▸ **Requirement a**
Echo word for word the stretch of the rows from their first line through the line that contains "- answer-line: ( 1+".

For the Fall semester, HCC will begin an expansion of the Z-Degree to offer core curriculum courses at two of their largest campuses. The goal is to have a core curriculum option at the 9 largest campuses by Spring 2020. This will mean that these classes, though designated “Z-Degree” will not actually permit a student to complete a degree. However, any program that wishes to offer a zero-cost degree will be able to build off of the existing core classes to provide degree plans at their campus.

Student Savings

The Z-Degree total savings were calculated using actual student enrollments and an average textbook cost of $100.  All OER savings refer to projected OER usage outside of the Z-Degree. To calculate All OER savings it was assumed that each faculty member who has a confirmed OER adoption was teaching 3 classes with 25 students each. This likely underestimates the actual number for two reasons: 1) actual adoptions are probably larger than confirmed adoptions, and 2) individual faculty likely teach more than 3 classes using entirely OER. Full-time faculty at HCC are required to teach 5 sections per semester, but they average over 6 sections per semester. Adjunct faculty are able to teach up to 3 sections per semester.

Table 2: Total Savings
Z-Degree All OER
Fall 2017 $  71,200.00 $312,000.00
Spring 2018 $118,100.00 $402,000.00
Total $189,300.00 $714,000.00

Student Success

Table 3: Grade Distribution Overview
% of Total Grades in Select Courses
Central Campus
A-C D, F W
Z-Degree 64.7% 26.7% 8.1%
Face to Face 68.8% 25.2% 5.1%
Online 59.9% 28.5% 11.7%
Non Z-Degree 67.0% 24.9% 7.4%
Face to Face 70.0% 22.4% 6.6%
Online 61.7% 29.1% 8.7%

Student success data here looks at the Fall 2017 semester at Central campus, where the Z-Degree was piloted. These are averages for all courses. When comparing similar courses, we obtained the following comparisons:

Table 4: # of Z-Degree Courses Performing Better

Than the Same Non Z-Degree Course

Central Campus
A-C D, F W
Z-Degree Face to Face 3 out of 9 3 out of 9 6 out of 9
Online 3 out of 9* 5 out of 9* 6 out of 9*

*Online 9 courses are included in this comparison because 2 of the online courses had no counterpart, non Z-Degree course.

Faculty and Student Surveys

Short student interviews:

Currently, only very preliminary results from faculty and student surveys and interviews are available. You can watch interviews with a few HCC students in the video embedded above. Preliminary faculty survey responses indicate that faculty have not done things any differently with their OER courses than with their regular courses. This is largely because the early participants in the Z-Degree were already using OER. However, faculty also demonstrated that they were unaware of the sorts of pedagogical innovations that could be made possible by using openly licensed resources.

▸ **Requirement b**
Duplicate the stretch of the Z-Degree report from "For the Fall" through "at their campus." without changing a word.

▸ **Material to process**

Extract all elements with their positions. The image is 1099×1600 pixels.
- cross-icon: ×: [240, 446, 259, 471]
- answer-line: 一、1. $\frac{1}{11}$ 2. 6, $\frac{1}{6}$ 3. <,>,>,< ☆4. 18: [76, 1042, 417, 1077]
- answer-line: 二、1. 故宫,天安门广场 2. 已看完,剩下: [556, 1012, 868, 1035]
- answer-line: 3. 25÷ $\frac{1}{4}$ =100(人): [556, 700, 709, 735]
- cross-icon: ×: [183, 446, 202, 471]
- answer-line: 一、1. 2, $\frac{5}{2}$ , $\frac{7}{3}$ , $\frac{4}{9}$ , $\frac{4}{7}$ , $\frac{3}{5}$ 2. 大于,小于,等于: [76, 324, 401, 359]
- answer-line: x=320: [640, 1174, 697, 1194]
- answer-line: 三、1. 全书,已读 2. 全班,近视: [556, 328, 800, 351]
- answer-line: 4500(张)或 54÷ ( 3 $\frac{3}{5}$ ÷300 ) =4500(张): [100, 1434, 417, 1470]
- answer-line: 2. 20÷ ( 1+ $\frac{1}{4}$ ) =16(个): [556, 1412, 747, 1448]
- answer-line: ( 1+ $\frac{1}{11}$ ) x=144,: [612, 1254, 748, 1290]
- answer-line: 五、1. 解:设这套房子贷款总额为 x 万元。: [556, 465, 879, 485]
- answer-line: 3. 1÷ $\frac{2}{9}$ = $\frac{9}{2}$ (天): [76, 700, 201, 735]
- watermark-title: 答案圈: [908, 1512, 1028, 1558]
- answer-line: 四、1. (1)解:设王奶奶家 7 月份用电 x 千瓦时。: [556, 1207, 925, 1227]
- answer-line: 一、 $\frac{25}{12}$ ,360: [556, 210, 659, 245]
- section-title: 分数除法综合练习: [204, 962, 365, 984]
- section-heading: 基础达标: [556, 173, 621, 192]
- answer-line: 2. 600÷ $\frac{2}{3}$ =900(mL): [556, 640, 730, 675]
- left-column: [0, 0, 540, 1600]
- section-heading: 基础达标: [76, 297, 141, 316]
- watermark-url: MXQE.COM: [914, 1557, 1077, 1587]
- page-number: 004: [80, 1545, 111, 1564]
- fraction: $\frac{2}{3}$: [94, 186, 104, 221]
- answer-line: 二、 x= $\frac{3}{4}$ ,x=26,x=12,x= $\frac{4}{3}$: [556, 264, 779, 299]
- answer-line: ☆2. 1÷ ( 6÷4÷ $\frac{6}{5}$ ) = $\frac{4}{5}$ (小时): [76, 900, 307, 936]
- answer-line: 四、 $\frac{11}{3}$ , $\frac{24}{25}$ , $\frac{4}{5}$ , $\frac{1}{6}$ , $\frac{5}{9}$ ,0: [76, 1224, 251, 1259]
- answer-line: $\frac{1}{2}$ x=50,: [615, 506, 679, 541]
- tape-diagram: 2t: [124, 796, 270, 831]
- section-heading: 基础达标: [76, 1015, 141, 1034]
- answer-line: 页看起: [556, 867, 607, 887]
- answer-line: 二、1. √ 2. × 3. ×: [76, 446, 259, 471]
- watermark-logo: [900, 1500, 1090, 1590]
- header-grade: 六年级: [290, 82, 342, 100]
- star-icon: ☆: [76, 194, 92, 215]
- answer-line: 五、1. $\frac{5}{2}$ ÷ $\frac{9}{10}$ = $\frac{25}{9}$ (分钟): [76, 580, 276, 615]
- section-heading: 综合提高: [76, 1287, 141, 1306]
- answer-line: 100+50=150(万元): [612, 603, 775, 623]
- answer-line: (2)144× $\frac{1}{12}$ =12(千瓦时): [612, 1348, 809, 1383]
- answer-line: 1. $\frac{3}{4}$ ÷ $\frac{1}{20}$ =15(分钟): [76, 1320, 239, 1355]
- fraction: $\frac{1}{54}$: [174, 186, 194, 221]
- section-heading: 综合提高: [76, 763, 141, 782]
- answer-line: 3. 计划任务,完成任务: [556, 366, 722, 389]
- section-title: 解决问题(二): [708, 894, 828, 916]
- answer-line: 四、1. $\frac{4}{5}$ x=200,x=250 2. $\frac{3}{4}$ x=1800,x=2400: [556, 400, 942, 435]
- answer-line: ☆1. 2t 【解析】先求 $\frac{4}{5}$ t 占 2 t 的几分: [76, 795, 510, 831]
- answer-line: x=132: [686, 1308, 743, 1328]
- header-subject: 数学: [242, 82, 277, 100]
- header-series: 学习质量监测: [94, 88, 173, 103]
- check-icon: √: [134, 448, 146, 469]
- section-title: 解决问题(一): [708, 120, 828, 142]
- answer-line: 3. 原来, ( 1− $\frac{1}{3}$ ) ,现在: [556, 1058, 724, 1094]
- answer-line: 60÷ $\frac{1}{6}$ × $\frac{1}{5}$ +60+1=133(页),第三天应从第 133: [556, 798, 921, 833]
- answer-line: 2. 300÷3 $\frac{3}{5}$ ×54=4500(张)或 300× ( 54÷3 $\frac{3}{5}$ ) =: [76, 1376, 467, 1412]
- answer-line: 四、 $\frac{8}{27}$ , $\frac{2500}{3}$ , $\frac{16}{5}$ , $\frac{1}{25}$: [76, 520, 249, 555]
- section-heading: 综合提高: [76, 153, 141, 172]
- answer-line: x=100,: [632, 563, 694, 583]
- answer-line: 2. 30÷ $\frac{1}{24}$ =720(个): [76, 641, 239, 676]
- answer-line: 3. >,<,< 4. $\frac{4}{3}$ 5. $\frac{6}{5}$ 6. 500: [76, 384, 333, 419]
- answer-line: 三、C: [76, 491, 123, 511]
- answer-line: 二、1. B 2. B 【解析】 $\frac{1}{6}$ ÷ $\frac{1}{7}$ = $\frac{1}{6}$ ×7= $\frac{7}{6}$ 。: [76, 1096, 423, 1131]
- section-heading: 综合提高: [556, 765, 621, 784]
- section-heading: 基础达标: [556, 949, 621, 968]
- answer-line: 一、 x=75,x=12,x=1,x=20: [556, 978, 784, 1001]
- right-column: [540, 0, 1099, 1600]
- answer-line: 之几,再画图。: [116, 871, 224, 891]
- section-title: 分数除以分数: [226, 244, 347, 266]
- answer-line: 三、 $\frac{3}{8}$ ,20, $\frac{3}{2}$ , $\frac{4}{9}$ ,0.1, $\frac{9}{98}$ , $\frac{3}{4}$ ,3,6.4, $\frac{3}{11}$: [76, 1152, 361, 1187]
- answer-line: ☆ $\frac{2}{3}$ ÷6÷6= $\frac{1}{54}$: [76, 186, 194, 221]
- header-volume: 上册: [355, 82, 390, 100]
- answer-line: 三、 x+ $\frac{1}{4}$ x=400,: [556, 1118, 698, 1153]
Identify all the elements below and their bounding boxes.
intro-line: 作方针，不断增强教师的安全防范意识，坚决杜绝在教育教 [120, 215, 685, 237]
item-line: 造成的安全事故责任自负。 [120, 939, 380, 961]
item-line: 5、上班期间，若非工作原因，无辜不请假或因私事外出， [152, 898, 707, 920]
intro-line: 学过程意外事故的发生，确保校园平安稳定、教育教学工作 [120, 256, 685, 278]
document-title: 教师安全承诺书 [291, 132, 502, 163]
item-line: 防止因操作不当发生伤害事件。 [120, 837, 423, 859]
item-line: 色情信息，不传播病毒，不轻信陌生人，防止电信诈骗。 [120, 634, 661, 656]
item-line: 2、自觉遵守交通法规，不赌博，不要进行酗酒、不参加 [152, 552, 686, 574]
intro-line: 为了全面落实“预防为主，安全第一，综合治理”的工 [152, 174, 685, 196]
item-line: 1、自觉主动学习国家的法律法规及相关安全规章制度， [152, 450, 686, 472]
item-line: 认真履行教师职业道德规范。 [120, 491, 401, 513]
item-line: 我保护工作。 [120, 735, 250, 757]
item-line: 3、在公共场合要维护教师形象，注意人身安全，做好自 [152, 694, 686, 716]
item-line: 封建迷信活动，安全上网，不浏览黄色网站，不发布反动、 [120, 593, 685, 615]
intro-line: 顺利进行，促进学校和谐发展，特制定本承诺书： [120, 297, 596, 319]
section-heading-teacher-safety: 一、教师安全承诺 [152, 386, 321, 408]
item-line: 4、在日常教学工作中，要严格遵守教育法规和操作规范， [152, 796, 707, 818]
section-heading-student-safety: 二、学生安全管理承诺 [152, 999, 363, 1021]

▸ **Worked answer a**
Extract all elements with their positions. The image is 1099×1600 pixels.
- cross-icon: ×: [240, 446, 259, 471]
- answer-line: 一、1. $\frac{1}{11}$ 2. 6, $\frac{1}{6}$ 3. <,>,>,< ☆4. 18: [76, 1042, 417, 1077]
- answer-line: 二、1. 故宫,天安门广场 2. 已看完,剩下: [556, 1012, 868, 1035]
- answer-line: 3. 25÷ $\frac{1}{4}$ =100(人): [556, 700, 709, 735]
- cross-icon: ×: [183, 446, 202, 471]
- answer-line: 一、1. 2, $\frac{5}{2}$ , $\frac{7}{3}$ , $\frac{4}{9}$ , $\frac{4}{7}$ , $\frac{3}{5}$ 2. 大于,小于,等于: [76, 324, 401, 359]
- answer-line: x=320: [640, 1174, 697, 1194]
- answer-line: 三、1. 全书,已读 2. 全班,近视: [556, 328, 800, 351]
- answer-line: 4500(张)或 54÷ ( 3 $\frac{3}{5}$ ÷300 ) =4500(张): [100, 1434, 417, 1470]
- answer-line: 2. 20÷ ( 1+ $\frac{1}{4}$ ) =16(个): [556, 1412, 747, 1448]
- answer-line: ( 1+ $\frac{1}{11}$ ) x=144,: [612, 1254, 748, 1290]

▸ **Worked answer b**
For the Fall semester, HCC will begin an expansion of the Z-Degree to offer core curriculum courses at two of their largest campuses. The goal is to have a core curriculum option at the 9 largest campuses by Spring 2020. This will mean that these classes, though designated “Z-Degree” will not actually permit a student to complete a degree. However, any program that wishes to offer a zero-cost degree will be able to build off of the existing core classes to provide degree plans at their campus.